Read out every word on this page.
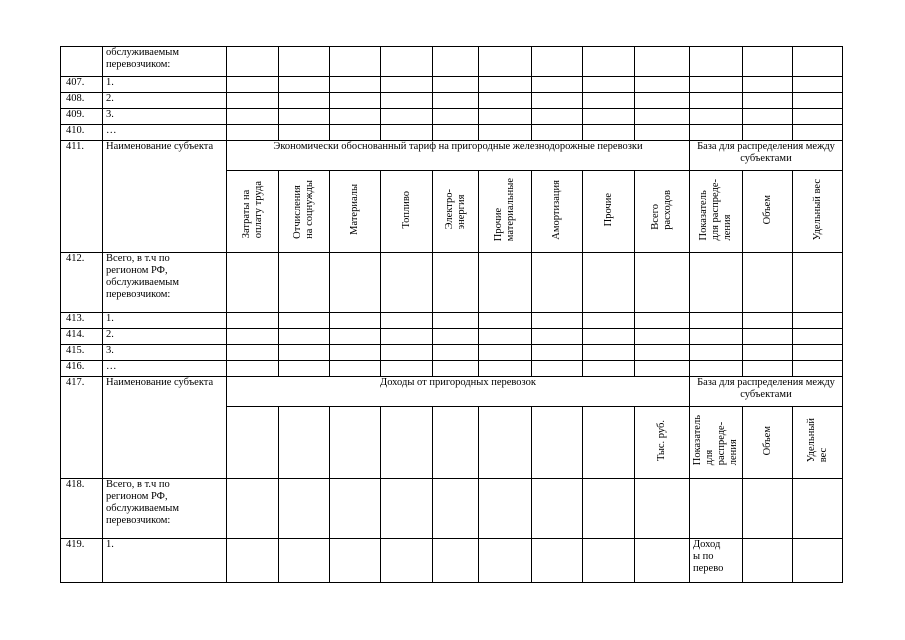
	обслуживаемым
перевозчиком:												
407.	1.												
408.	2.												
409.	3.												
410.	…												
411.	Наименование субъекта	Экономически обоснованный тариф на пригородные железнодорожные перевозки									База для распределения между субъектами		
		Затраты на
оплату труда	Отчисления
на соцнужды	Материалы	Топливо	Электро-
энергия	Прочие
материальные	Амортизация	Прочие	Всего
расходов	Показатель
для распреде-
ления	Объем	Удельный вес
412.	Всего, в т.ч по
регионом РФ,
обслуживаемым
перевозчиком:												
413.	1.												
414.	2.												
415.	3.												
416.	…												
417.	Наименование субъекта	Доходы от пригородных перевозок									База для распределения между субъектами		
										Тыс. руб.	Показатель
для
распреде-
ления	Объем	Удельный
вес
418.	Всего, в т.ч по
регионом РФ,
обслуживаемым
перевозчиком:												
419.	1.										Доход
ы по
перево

--

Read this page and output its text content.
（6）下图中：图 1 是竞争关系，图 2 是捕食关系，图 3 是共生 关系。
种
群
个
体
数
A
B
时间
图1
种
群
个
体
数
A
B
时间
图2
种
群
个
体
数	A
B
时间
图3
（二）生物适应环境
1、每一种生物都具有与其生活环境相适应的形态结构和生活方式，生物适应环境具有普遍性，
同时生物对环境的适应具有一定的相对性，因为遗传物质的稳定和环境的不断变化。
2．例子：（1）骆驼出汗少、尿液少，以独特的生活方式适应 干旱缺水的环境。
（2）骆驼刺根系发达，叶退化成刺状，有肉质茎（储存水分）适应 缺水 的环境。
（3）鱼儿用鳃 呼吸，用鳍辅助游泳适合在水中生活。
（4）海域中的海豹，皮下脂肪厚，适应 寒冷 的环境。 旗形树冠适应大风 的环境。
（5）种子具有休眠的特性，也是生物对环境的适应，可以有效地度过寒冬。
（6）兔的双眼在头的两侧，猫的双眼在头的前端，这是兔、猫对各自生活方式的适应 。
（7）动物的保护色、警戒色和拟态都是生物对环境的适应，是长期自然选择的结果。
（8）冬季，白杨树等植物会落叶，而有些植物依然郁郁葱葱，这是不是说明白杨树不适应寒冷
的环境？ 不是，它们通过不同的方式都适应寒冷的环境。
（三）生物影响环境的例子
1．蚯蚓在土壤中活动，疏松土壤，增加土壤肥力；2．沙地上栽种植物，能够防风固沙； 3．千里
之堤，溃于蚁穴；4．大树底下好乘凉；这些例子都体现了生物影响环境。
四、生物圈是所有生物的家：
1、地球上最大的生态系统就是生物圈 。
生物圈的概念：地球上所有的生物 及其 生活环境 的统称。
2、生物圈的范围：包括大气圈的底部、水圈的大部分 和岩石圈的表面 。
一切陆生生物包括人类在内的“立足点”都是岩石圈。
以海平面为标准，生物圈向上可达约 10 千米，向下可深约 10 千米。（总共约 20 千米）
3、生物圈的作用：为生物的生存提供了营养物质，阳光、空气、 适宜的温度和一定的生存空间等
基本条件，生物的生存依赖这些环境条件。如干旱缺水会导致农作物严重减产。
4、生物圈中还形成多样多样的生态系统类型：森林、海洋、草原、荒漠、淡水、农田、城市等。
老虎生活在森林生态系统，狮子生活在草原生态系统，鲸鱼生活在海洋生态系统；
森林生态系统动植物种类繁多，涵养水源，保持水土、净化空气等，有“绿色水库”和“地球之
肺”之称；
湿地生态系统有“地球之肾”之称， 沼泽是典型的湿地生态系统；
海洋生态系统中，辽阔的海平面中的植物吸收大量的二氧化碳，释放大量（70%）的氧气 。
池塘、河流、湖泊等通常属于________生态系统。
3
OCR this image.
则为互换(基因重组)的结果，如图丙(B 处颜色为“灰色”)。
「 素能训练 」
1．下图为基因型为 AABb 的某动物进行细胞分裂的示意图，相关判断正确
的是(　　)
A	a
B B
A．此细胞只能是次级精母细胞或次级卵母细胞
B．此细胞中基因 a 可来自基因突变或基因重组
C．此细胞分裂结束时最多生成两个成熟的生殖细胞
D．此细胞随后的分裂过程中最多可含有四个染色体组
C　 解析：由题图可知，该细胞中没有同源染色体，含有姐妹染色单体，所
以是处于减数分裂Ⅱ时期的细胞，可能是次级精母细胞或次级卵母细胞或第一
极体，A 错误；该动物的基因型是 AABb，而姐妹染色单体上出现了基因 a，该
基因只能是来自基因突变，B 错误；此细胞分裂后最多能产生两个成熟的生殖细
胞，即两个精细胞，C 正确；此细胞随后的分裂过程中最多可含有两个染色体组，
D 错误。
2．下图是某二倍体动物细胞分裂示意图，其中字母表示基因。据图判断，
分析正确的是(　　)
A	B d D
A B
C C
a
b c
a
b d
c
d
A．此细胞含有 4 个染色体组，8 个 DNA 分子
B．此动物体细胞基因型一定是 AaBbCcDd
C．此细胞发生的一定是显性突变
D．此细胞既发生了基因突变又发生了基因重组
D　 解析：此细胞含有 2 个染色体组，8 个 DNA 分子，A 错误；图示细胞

WHAT THE TASK REQUIRES: Search the entries for the word "此细胞含有", then gather every line that has it.

WRITTEN RESPONSE:
A．此细胞含有 4 个染色体组，8 个 DNA 分子
D　 解析：此细胞含有 2 个染色体组，8 个 DNA 分子，A 错误；图示细胞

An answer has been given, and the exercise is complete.